--- Exercise directions ---
Can you transcribe every line exactly and leave the pictures behind?

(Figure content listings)
>>>>
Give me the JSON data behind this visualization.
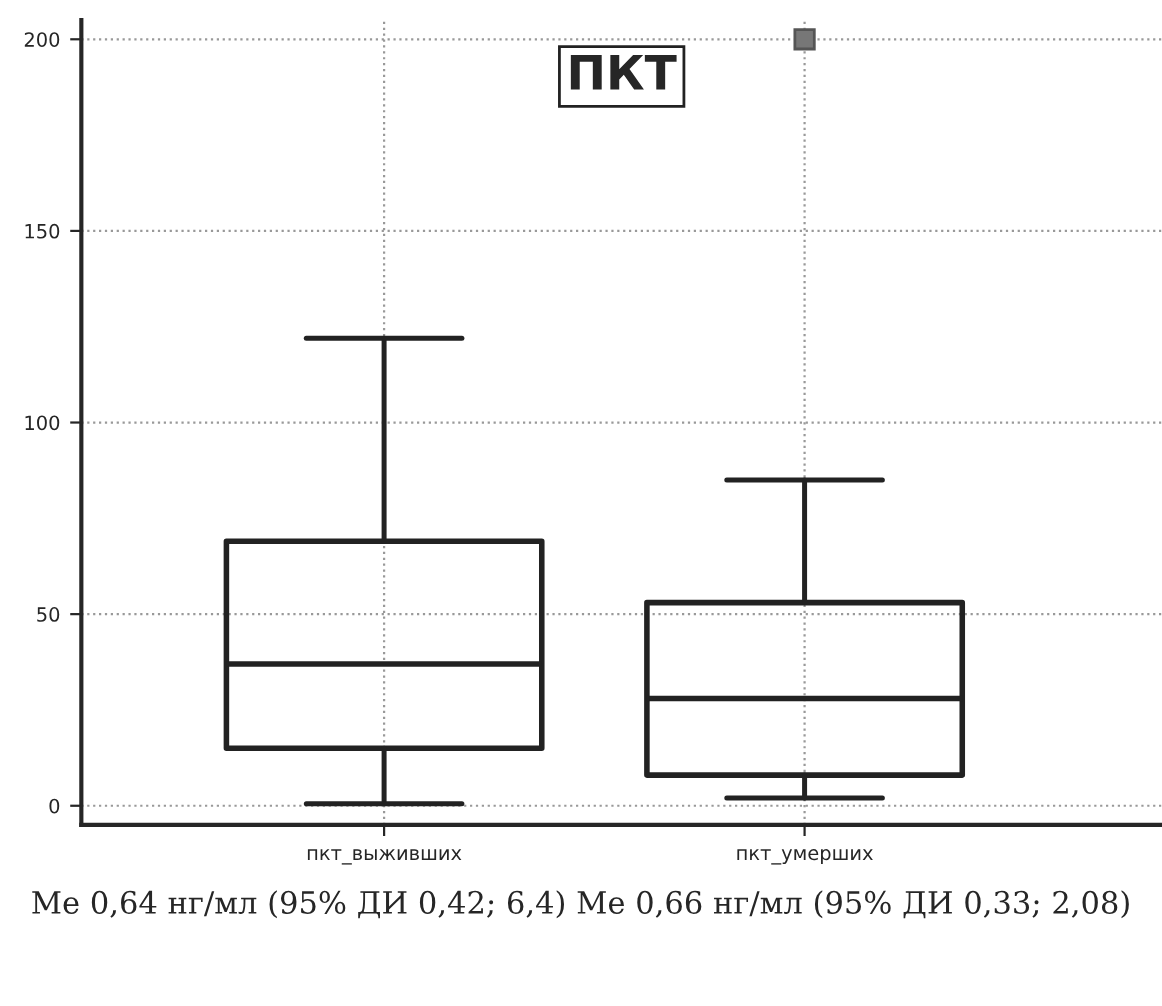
{
  "chart_data": {
    "type": "box",
    "title": "ПКТ",
    "categories": [
      "пкт_выживших",
      "пкт_умерших"
    ],
    "boxes": [
      {
        "low": 0.5,
        "q1": 15,
        "median": 37,
        "q3": 69,
        "high": 122
      },
      {
        "low": 2,
        "q1": 8,
        "median": 28,
        "q3": 53,
        "high": 85,
        "outliers": [
          200
        ]
      }
    ],
    "ylim": [
      -5,
      205
    ],
    "yticks": [
      0,
      50,
      100,
      150,
      200
    ],
    "grid": true,
    "annotations": [
      "Me 0,64 нг/мл (95% ДИ 0,42; 6,4) Me 0,66 нг/мл (95% ДИ 0,33; 2,08)"
    ]
  }
}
<<<<
--- Response below ---
Give me the JSON data behind this visualization.
{
  "chart_data": {
    "type": "box",
    "title": "ПКТ",
    "categories": [
      "пкт_выживших",
      "пкт_умерших"
    ],
    "boxes": [
      {
        "low": 0.5,
        "q1": 15,
        "median": 37,
        "q3": 69,
        "high": 122
      },
      {
        "low": 2,
        "q1": 8,
        "median": 28,
        "q3": 53,
        "high": 85,
        "outliers": [
          200
        ]
      }
    ],
    "ylim": [
      -5,
      205
    ],
    "yticks": [
      0,
      50,
      100,
      150,
      200
    ],
    "grid": true,
    "annotations": [
      "Me 0,64 нг/мл (95% ДИ 0,42; 6,4) Me 0,66 нг/мл (95% ДИ 0,33; 2,08)"
    ]
  }
}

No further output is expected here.